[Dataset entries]
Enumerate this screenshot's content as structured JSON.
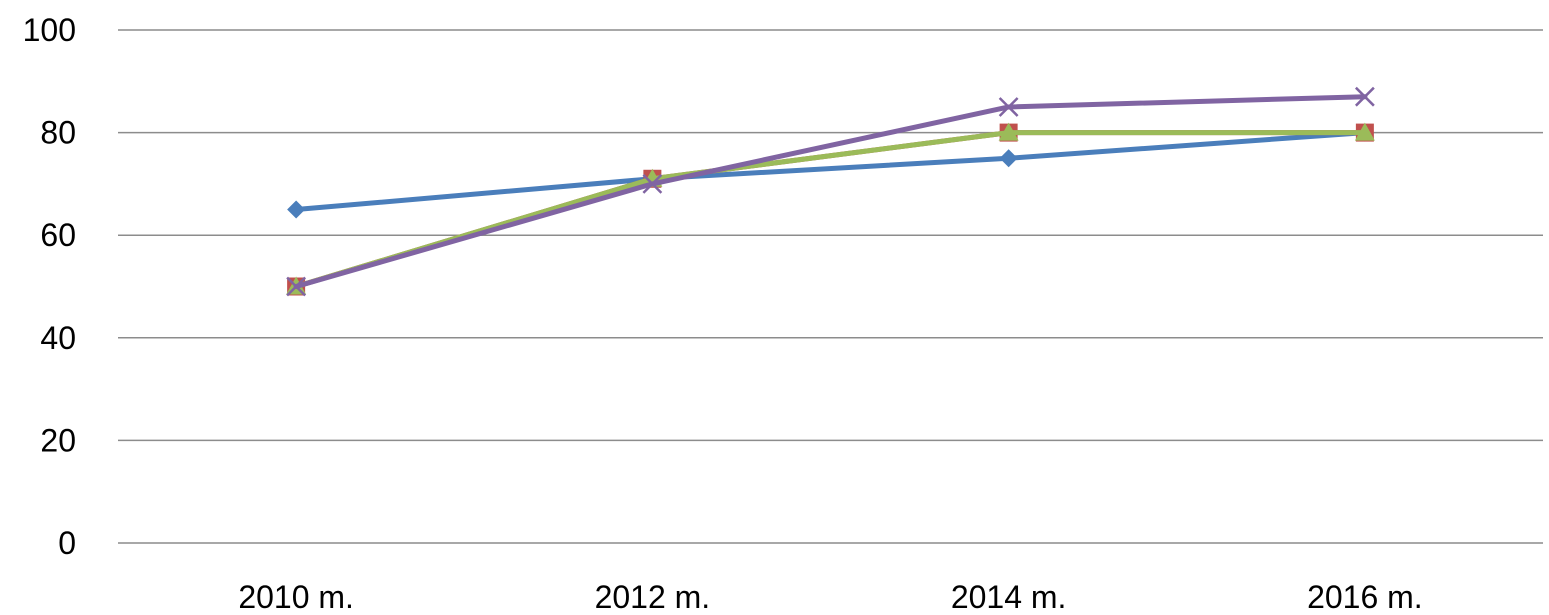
{
  "chart_data": {
    "type": "line",
    "title": "",
    "xlabel": "",
    "ylabel": "",
    "categories": [
      "2010 m.",
      "2012 m.",
      "2014 m.",
      "2016 m."
    ],
    "yticks": [
      "0",
      "20",
      "40",
      "60",
      "80",
      "100"
    ],
    "ylim": [
      0,
      100
    ],
    "grid": true,
    "legend": "none",
    "series": [
      {
        "color": "#4a7ebb",
        "marker": "diamond",
        "values": [
          65,
          71,
          75,
          80
        ]
      },
      {
        "color": "#c0504d",
        "marker": "square",
        "values": [
          50,
          71,
          80,
          80
        ]
      },
      {
        "color": "#9bbb59",
        "marker": "triangle",
        "values": [
          50,
          71,
          80,
          80
        ]
      },
      {
        "color": "#8064a2",
        "marker": "x",
        "values": [
          50,
          70,
          85,
          87
        ]
      }
    ]
  }
}
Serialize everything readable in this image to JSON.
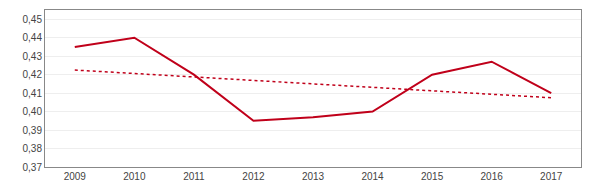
{
  "chart_data": {
    "type": "line",
    "x": [
      2009,
      2010,
      2011,
      2012,
      2013,
      2014,
      2015,
      2016,
      2017
    ],
    "series": [
      {
        "color": "#c0001a",
        "line_style": "solid",
        "values": [
          0.435,
          0.44,
          0.42,
          0.395,
          0.397,
          0.4,
          0.42,
          0.427,
          0.41
        ]
      },
      {
        "color": "#c0001a",
        "line_style": "dotted",
        "x": [
          2009,
          2017
        ],
        "values": [
          0.4225,
          0.4075
        ]
      }
    ],
    "xlim": [
      2008.5,
      2017.5
    ],
    "xticks": [
      2009,
      2010,
      2011,
      2012,
      2013,
      2014,
      2015,
      2016,
      2017
    ],
    "ylim": [
      0.37,
      0.455
    ],
    "yticks": [
      {
        "value": 0.37,
        "label": "0,37"
      },
      {
        "value": 0.38,
        "label": "0,38"
      },
      {
        "value": 0.39,
        "label": "0,39"
      },
      {
        "value": 0.4,
        "label": "0,40"
      },
      {
        "value": 0.41,
        "label": "0,41"
      },
      {
        "value": 0.42,
        "label": "0,42"
      },
      {
        "value": 0.43,
        "label": "0,43"
      },
      {
        "value": 0.44,
        "label": "0,44"
      },
      {
        "value": 0.45,
        "label": "0,45"
      }
    ],
    "grid": "y"
  }
}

• _DIRECTIVE_: Select the lines from the entries that include the word "marker".

• _ANSWER IN FULL_:
        "marker": "diamond",
        "marker": "square",
        "marker": "triangle",
        "marker": "x",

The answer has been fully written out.